#### WHAT THE EXERCISE ASKS:
Recast all of the data below as a JSON list of strings, giving each line as its own string and omitting any blank lines.

--- Start SUPPLIED ENTRIES ---

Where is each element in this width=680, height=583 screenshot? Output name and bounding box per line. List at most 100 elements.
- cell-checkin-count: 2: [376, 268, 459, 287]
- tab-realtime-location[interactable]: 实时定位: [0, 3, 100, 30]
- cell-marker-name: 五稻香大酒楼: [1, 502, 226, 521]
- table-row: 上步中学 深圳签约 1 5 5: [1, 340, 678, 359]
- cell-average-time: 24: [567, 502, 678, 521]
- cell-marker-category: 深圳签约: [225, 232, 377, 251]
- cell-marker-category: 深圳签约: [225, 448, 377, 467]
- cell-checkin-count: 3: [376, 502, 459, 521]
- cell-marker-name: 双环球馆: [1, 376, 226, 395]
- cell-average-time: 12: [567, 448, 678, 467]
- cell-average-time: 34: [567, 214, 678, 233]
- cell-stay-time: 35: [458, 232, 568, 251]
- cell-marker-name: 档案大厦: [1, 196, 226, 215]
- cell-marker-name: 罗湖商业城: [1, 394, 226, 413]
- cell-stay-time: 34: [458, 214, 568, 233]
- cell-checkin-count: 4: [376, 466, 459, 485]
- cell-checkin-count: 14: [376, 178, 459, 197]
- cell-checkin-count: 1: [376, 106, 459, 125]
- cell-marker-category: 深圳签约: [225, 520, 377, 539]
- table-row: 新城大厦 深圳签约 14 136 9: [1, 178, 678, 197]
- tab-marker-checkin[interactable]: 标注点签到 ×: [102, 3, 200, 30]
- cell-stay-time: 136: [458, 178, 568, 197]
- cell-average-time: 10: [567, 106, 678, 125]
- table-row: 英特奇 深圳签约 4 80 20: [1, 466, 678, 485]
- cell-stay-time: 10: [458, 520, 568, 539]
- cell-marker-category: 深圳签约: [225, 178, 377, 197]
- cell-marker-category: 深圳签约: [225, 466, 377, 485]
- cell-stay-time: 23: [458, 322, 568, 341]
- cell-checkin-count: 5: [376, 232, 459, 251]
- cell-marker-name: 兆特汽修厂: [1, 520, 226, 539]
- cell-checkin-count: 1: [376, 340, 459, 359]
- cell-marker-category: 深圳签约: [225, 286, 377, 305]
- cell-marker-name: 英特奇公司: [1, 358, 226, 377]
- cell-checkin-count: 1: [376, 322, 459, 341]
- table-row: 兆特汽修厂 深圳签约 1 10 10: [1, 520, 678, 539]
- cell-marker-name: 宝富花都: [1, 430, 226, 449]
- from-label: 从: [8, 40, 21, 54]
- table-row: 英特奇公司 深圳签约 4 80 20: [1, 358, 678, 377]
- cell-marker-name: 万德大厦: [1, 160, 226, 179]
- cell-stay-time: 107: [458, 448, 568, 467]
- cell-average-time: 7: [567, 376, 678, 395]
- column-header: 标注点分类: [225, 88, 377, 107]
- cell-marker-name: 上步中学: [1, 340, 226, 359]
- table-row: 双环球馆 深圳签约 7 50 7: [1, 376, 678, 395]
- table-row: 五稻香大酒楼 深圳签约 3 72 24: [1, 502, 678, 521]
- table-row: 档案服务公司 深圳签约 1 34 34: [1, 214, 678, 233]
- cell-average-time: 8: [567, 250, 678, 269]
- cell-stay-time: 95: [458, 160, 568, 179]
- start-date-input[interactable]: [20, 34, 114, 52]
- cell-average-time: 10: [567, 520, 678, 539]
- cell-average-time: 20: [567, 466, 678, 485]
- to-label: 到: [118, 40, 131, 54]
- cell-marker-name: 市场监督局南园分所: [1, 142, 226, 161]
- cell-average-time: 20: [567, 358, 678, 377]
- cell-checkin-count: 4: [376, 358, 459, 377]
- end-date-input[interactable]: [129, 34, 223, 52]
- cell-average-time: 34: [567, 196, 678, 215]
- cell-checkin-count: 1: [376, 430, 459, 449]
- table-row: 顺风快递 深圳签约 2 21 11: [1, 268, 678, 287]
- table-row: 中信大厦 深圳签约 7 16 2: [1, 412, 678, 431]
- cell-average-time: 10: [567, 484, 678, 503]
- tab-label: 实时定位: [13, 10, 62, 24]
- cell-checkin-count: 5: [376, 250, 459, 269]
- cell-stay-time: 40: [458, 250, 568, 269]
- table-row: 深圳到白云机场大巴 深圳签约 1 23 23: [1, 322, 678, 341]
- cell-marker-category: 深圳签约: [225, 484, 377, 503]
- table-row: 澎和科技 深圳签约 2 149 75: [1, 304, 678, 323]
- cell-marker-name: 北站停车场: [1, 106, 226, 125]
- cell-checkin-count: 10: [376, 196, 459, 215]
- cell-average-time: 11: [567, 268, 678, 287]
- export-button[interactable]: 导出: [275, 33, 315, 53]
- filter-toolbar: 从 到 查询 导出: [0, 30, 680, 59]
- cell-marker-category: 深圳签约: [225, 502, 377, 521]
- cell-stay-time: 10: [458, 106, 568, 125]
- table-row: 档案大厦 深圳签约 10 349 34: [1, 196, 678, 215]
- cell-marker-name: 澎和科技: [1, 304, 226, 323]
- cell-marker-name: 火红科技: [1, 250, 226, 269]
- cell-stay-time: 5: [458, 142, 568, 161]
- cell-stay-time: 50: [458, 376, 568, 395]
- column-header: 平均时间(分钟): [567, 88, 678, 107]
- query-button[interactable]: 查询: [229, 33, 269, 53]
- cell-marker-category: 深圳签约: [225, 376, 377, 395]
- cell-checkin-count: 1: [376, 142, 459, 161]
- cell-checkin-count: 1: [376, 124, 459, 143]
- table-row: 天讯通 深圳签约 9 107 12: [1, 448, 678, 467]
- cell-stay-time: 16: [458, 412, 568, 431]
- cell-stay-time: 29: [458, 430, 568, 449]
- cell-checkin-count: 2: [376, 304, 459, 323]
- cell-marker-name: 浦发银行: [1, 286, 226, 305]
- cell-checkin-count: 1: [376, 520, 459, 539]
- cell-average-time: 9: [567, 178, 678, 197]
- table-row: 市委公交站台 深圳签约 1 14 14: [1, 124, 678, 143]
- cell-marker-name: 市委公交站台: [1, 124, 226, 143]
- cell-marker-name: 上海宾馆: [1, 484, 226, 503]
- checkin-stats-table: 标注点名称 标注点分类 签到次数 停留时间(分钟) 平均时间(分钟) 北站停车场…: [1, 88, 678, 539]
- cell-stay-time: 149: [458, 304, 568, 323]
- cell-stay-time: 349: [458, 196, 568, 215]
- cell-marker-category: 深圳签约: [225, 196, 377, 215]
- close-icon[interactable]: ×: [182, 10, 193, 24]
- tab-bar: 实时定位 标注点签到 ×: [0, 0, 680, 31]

--- End SUPPLIED ENTRIES ---

#### FINISHED EXERCISE:
[
  "Where is each element in this width=680, height=583 screenshot? Output name and bounding box per line. List at most 100 elements.",
  "- cell-checkin-count: 2: [376, 268, 459, 287]",
  "- tab-realtime-location[interactable]: 实时定位: [0, 3, 100, 30]",
  "- cell-marker-name: 五稻香大酒楼: [1, 502, 226, 521]",
  "- table-row: 上步中学 深圳签约 1 5 5: [1, 340, 678, 359]",
  "- cell-average-time: 24: [567, 502, 678, 521]",
  "- cell-marker-category: 深圳签约: [225, 232, 377, 251]",
  "- cell-marker-category: 深圳签约: [225, 448, 377, 467]",
  "- cell-checkin-count: 3: [376, 502, 459, 521]",
  "- cell-marker-name: 双环球馆: [1, 376, 226, 395]",
  "- cell-average-time: 12: [567, 448, 678, 467]",
  "- cell-average-time: 34: [567, 214, 678, 233]",
  "- cell-stay-time: 35: [458, 232, 568, 251]",
  "- cell-marker-name: 档案大厦: [1, 196, 226, 215]",
  "- cell-marker-name: 罗湖商业城: [1, 394, 226, 413]",
  "- cell-stay-time: 34: [458, 214, 568, 233]",
  "- cell-checkin-count: 4: [376, 466, 459, 485]",
  "- cell-checkin-count: 14: [376, 178, 459, 197]",
  "- cell-checkin-count: 1: [376, 106, 459, 125]",
  "- cell-marker-category: 深圳签约: [225, 520, 377, 539]",
  "- table-row: 新城大厦 深圳签约 14 136 9: [1, 178, 678, 197]",
  "- tab-marker-checkin[interactable]: 标注点签到 ×: [102, 3, 200, 30]",
  "- cell-stay-time: 136: [458, 178, 568, 197]",
  "- cell-average-time: 10: [567, 106, 678, 125]",
  "- table-row: 英特奇 深圳签约 4 80 20: [1, 466, 678, 485]",
  "- cell-stay-time: 10: [458, 520, 568, 539]",
  "- cell-marker-category: 深圳签约: [225, 178, 377, 197]",
  "- cell-marker-category: 深圳签约: [225, 466, 377, 485]",
  "- cell-stay-time: 23: [458, 322, 568, 341]",
  "- cell-checkin-count: 5: [376, 232, 459, 251]",
  "- cell-marker-name: 兆特汽修厂: [1, 520, 226, 539]",
  "- cell-checkin-count: 1: [376, 340, 459, 359]",
  "- cell-marker-category: 深圳签约: [225, 286, 377, 305]",
  "- cell-marker-name: 英特奇公司: [1, 358, 226, 377]",
  "- cell-checkin-count: 1: [376, 322, 459, 341]",
  "- table-row: 兆特汽修厂 深圳签约 1 10 10: [1, 520, 678, 539]",
  "- cell-marker-name: 宝富花都: [1, 430, 226, 449]",
  "- from-label: 从: [8, 40, 21, 54]",
  "- table-row: 英特奇公司 深圳签约 4 80 20: [1, 358, 678, 377]",
  "- cell-marker-name: 万德大厦: [1, 160, 226, 179]",
  "- cell-stay-time: 107: [458, 448, 568, 467]",
  "- cell-average-time: 7: [567, 376, 678, 395]",
  "- column-header: 标注点分类: [225, 88, 377, 107]",
  "- cell-marker-name: 上步中学: [1, 340, 226, 359]",
  "- table-row: 双环球馆 深圳签约 7 50 7: [1, 376, 678, 395]",
  "- table-row: 五稻香大酒楼 深圳签约 3 72 24: [1, 502, 678, 521]",
  "- table-row: 档案服务公司 深圳签约 1 34 34: [1, 214, 678, 233]",
  "- cell-average-time: 8: [567, 250, 678, 269]",
  "- cell-stay-time: 95: [458, 160, 568, 179]",
  "- start-date-input[interactable]: [20, 34, 114, 52]",
  "- cell-average-time: 10: [567, 520, 678, 539]",
  "- cell-average-time: 20: [567, 466, 678, 485]",
  "- to-label: 到: [118, 40, 131, 54]",
  "- cell-marker-name: 市场监督局南园分所: [1, 142, 226, 161]",
  "- cell-average-time: 20: [567, 358, 678, 377]",
  "- cell-checkin-count: 4: [376, 358, 459, 377]",
  "- end-date-input[interactable]: [129, 34, 223, 52]",
  "- cell-average-time: 34: [567, 196, 678, 215]",
  "- cell-checkin-count: 1: [376, 430, 459, 449]",
  "- table-row: 顺风快递 深圳签约 2 21 11: [1, 268, 678, 287]",
  "- table-row: 中信大厦 深圳签约 7 16 2: [1, 412, 678, 431]",
  "- cell-average-time: 10: [567, 484, 678, 503]",
  "- tab-label: 实时定位: [13, 10, 62, 24]",
  "- cell-checkin-count: 5: [376, 250, 459, 269]",
  "- cell-stay-time: 40: [458, 250, 568, 269]",
  "- table-row: 深圳到白云机场大巴 深圳签约 1 23 23: [1, 322, 678, 341]",
  "- cell-marker-category: 深圳签约: [225, 484, 377, 503]",
  "- table-row: 澎和科技 深圳签约 2 149 75: [1, 304, 678, 323]",
  "- cell-marker-name: 北站停车场: [1, 106, 226, 125]",
  "- cell-checkin-count: 10: [376, 196, 459, 215]",
  "- cell-average-time: 11: [567, 268, 678, 287]",
  "- export-button[interactable]: 导出: [275, 33, 315, 53]",
  "- filter-toolbar: 从 到 查询 导出: [0, 30, 680, 59]",
  "- cell-marker-category: 深圳签约: [225, 502, 377, 521]",
  "- cell-stay-time: 10: [458, 106, 568, 125]",
  "- table-row: 档案大厦 深圳签约 10 349 34: [1, 196, 678, 215]",
  "- cell-marker-name: 澎和科技: [1, 304, 226, 323]",
  "- cell-marker-name: 火红科技: [1, 250, 226, 269]",
  "- cell-stay-time: 5: [458, 142, 568, 161]",
  "- cell-stay-time: 50: [458, 376, 568, 395]",
  "- column-header: 平均时间(分钟): [567, 88, 678, 107]",
  "- query-button[interactable]: 查询: [229, 33, 269, 53]",
  "- cell-marker-category: 深圳签约: [225, 376, 377, 395]",
  "- cell-checkin-count: 1: [376, 142, 459, 161]",
  "- cell-checkin-count: 1: [376, 124, 459, 143]",
  "- table-row: 天讯通 深圳签约 9 107 12: [1, 448, 678, 467]",
  "- cell-stay-time: 16: [458, 412, 568, 431]",
  "- cell-stay-time: 29: [458, 430, 568, 449]",
  "- cell-checkin-count: 2: [376, 304, 459, 323]",
  "- cell-marker-name: 浦发银行: [1, 286, 226, 305]",
  "- cell-checkin-count: 1: [376, 520, 459, 539]",
  "- cell-average-time: 9: [567, 178, 678, 197]",
  "- table-row: 市委公交站台 深圳签约 1 14 14: [1, 124, 678, 143]",
  "- cell-marker-name: 市委公交站台: [1, 124, 226, 143]",
  "- cell-marker-name: 上海宾馆: [1, 484, 226, 503]",
  "- checkin-stats-table: 标注点名称 标注点分类 签到次数 停留时间(分钟) 平均时间(分钟) 北站停车场…: [1, 88, 678, 539]",
  "- cell-stay-time: 149: [458, 304, 568, 323]",
  "- cell-stay-time: 349: [458, 196, 568, 215]",
  "- cell-marker-category: 深圳签约: [225, 196, 377, 215]",
  "- close-icon[interactable]: ×: [182, 10, 193, 24]",
  "- tab-bar: 实时定位 标注点签到 ×: [0, 0, 680, 31]"
]